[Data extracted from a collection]
+++++

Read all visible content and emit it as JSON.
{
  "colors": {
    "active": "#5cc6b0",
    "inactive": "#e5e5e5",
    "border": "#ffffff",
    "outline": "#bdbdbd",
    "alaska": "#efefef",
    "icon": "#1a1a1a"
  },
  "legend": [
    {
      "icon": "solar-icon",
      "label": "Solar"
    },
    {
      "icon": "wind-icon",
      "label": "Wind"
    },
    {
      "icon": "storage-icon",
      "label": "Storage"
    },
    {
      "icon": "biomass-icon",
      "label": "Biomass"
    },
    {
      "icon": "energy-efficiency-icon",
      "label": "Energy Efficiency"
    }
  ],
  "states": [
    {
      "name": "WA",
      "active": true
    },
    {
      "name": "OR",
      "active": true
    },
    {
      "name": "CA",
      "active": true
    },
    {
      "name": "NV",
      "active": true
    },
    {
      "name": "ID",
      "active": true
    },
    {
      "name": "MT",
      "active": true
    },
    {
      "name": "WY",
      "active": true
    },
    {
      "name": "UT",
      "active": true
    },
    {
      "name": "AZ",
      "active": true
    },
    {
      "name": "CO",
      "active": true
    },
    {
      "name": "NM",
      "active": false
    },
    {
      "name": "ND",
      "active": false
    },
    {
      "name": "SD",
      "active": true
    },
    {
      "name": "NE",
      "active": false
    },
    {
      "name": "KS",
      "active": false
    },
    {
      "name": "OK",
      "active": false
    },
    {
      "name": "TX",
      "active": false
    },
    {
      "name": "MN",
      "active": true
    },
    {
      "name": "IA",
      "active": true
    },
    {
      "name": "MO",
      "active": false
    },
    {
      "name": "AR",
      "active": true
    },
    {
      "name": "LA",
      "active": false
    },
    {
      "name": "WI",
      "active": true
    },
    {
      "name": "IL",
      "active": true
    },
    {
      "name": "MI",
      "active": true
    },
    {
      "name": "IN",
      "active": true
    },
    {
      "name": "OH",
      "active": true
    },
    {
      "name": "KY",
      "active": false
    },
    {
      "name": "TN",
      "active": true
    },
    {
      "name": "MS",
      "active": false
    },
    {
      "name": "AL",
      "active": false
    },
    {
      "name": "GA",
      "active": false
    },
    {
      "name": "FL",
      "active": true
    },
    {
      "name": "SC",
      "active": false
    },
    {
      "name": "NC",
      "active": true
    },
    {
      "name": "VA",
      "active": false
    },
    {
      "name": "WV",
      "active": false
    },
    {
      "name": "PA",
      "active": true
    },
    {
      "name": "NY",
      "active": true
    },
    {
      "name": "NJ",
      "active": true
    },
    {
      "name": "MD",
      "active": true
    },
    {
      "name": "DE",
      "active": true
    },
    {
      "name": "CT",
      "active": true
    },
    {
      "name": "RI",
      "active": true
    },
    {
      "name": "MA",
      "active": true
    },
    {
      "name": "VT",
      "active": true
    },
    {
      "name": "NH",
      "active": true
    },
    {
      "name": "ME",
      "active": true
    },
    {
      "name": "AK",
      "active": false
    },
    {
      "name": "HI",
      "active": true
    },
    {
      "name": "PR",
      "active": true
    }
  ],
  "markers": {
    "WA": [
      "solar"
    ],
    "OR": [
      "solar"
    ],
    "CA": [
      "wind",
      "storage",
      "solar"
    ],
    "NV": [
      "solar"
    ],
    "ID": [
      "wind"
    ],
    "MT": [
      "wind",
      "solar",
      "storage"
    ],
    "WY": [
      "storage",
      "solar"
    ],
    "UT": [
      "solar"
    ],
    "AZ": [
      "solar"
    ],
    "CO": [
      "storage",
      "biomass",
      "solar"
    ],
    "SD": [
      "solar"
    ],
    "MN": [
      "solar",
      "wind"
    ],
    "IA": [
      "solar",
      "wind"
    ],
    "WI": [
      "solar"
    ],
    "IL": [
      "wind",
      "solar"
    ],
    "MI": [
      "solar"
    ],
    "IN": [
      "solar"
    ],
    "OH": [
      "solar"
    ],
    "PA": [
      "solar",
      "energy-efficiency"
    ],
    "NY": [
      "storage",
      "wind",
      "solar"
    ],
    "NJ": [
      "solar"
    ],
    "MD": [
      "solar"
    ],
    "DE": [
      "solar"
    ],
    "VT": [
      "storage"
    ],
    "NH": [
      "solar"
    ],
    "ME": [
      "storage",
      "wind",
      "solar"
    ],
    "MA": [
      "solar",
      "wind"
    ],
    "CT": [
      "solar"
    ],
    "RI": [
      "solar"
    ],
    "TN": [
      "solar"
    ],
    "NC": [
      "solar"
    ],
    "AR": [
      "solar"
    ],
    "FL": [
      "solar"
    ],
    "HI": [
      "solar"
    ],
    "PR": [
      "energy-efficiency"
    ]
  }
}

+++++

Reproduce the entries above exactly.

Read all visible content and emit it as JSON.
{
  "colors": {
    "active": "#5cc6b0",
    "inactive": "#e5e5e5",
    "border": "#ffffff",
    "outline": "#bdbdbd",
    "alaska": "#efefef",
    "icon": "#1a1a1a"
  },
  "legend": [
    {
      "icon": "solar-icon",
      "label": "Solar"
    },
    {
      "icon": "wind-icon",
      "label": "Wind"
    },
    {
      "icon": "storage-icon",
      "label": "Storage"
    },
    {
      "icon": "biomass-icon",
      "label": "Biomass"
    },
    {
      "icon": "energy-efficiency-icon",
      "label": "Energy Efficiency"
    }
  ],
  "states": [
    {
      "name": "WA",
      "active": true
    },
    {
      "name": "OR",
      "active": true
    },
    {
      "name": "CA",
      "active": true
    },
    {
      "name": "NV",
      "active": true
    },
    {
      "name": "ID",
      "active": true
    },
    {
      "name": "MT",
      "active": true
    },
    {
      "name": "WY",
      "active": true
    },
    {
      "name": "UT",
      "active": true
    },
    {
      "name": "AZ",
      "active": true
    },
    {
      "name": "CO",
      "active": true
    },
    {
      "name": "NM",
      "active": false
    },
    {
      "name": "ND",
      "active": false
    },
    {
      "name": "SD",
      "active": true
    },
    {
      "name": "NE",
      "active": false
    },
    {
      "name": "KS",
      "active": false
    },
    {
      "name": "OK",
      "active": false
    },
    {
      "name": "TX",
      "active": false
    },
    {
      "name": "MN",
      "active": true
    },
    {
      "name": "IA",
      "active": true
    },
    {
      "name": "MO",
      "active": false
    },
    {
      "name": "AR",
      "active": true
    },
    {
      "name": "LA",
      "active": false
    },
    {
      "name": "WI",
      "active": true
    },
    {
      "name": "IL",
      "active": true
    },
    {
      "name": "MI",
      "active": true
    },
    {
      "name": "IN",
      "active": true
    },
    {
      "name": "OH",
      "active": true
    },
    {
      "name": "KY",
      "active": false
    },
    {
      "name": "TN",
      "active": true
    },
    {
      "name": "MS",
      "active": false
    },
    {
      "name": "AL",
      "active": false
    },
    {
      "name": "GA",
      "active": false
    },
    {
      "name": "FL",
      "active": true
    },
    {
      "name": "SC",
      "active": false
    },
    {
      "name": "NC",
      "active": true
    },
    {
      "name": "VA",
      "active": false
    },
    {
      "name": "WV",
      "active": false
    },
    {
      "name": "PA",
      "active": true
    },
    {
      "name": "NY",
      "active": true
    },
    {
      "name": "NJ",
      "active": true
    },
    {
      "name": "MD",
      "active": true
    },
    {
      "name": "DE",
      "active": true
    },
    {
      "name": "CT",
      "active": true
    },
    {
      "name": "RI",
      "active": true
    },
    {
      "name": "MA",
      "active": true
    },
    {
      "name": "VT",
      "active": true
    },
    {
      "name": "NH",
      "active": true
    },
    {
      "name": "ME",
      "active": true
    },
    {
      "name": "AK",
      "active": false
    },
    {
      "name": "HI",
      "active": true
    },
    {
      "name": "PR",
      "active": true
    }
  ],
  "markers": {
    "WA": [
      "solar"
    ],
    "OR": [
      "solar"
    ],
    "CA": [
      "wind",
      "storage",
      "solar"
    ],
    "NV": [
      "solar"
    ],
    "ID": [
      "wind"
    ],
    "MT": [
      "wind",
      "solar",
      "storage"
    ],
    "WY": [
      "storage",
      "solar"
    ],
    "UT": [
      "solar"
    ],
    "AZ": [
      "solar"
    ],
    "CO": [
      "storage",
      "biomass",
      "solar"
    ],
    "SD": [
      "solar"
    ],
    "MN": [
      "solar",
      "wind"
    ],
    "IA": [
      "solar",
      "wind"
    ],
    "WI": [
      "solar"
    ],
    "IL": [
      "wind",
      "solar"
    ],
    "MI": [
      "solar"
    ],
    "IN": [
      "solar"
    ],
    "OH": [
      "solar"
    ],
    "PA": [
      "solar",
      "energy-efficiency"
    ],
    "NY": [
      "storage",
      "wind",
      "solar"
    ],
    "NJ": [
      "solar"
    ],
    "MD": [
      "solar"
    ],
    "DE": [
      "solar"
    ],
    "VT": [
      "storage"
    ],
    "NH": [
      "solar"
    ],
    "ME": [
      "storage",
      "wind",
      "solar"
    ],
    "MA": [
      "solar",
      "wind"
    ],
    "CT": [
      "solar"
    ],
    "RI": [
      "solar"
    ],
    "TN": [
      "solar"
    ],
    "NC": [
      "solar"
    ],
    "AR": [
      "solar"
    ],
    "FL": [
      "solar"
    ],
    "HI": [
      "solar"
    ],
    "PR": [
      "energy-efficiency"
    ]
  }
}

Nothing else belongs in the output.